» **STATED EXERCISE**:
Look through the listing below and work out how many of its lines hold the word "message". Give only the number.

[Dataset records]
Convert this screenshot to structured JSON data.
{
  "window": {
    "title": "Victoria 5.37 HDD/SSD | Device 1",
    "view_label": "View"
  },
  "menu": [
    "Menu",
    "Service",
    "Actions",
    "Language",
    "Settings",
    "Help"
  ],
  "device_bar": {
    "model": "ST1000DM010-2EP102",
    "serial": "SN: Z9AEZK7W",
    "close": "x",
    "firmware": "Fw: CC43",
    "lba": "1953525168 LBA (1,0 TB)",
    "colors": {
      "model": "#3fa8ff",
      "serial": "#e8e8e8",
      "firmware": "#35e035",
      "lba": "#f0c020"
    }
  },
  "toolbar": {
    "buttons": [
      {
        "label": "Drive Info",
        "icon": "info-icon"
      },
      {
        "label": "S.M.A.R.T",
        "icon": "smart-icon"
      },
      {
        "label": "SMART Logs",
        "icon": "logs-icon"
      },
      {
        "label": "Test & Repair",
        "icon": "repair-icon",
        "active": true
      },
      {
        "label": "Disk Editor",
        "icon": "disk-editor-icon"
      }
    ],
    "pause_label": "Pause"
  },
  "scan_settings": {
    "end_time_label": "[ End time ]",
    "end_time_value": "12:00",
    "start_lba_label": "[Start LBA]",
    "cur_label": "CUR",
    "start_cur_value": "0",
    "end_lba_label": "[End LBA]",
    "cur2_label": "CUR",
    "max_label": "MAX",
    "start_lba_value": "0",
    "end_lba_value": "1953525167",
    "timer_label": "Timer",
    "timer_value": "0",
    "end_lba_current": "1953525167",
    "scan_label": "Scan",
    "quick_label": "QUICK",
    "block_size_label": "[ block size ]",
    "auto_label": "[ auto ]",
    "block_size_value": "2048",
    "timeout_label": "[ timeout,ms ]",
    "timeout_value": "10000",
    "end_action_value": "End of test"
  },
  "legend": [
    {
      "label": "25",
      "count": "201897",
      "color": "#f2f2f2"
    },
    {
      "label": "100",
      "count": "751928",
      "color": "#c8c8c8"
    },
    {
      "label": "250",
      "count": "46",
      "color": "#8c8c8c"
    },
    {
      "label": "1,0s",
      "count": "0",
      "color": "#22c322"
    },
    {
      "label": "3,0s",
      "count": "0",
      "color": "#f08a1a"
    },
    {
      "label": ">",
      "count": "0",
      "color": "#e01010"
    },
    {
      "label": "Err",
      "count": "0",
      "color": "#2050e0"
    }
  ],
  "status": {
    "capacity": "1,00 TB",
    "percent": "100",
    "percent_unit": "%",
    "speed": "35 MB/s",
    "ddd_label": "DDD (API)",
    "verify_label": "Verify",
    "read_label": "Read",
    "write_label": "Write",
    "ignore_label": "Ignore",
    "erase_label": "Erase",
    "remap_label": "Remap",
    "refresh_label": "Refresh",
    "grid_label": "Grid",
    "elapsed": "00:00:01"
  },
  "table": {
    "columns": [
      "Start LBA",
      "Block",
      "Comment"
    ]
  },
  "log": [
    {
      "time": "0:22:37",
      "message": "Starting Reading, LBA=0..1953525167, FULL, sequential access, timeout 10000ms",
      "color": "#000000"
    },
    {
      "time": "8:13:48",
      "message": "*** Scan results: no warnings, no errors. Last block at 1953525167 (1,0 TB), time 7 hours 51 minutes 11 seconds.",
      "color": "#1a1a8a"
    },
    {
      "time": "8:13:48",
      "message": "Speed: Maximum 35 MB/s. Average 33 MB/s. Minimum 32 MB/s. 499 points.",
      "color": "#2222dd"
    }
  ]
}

» **REPLY TO THE EXERCISE**:
3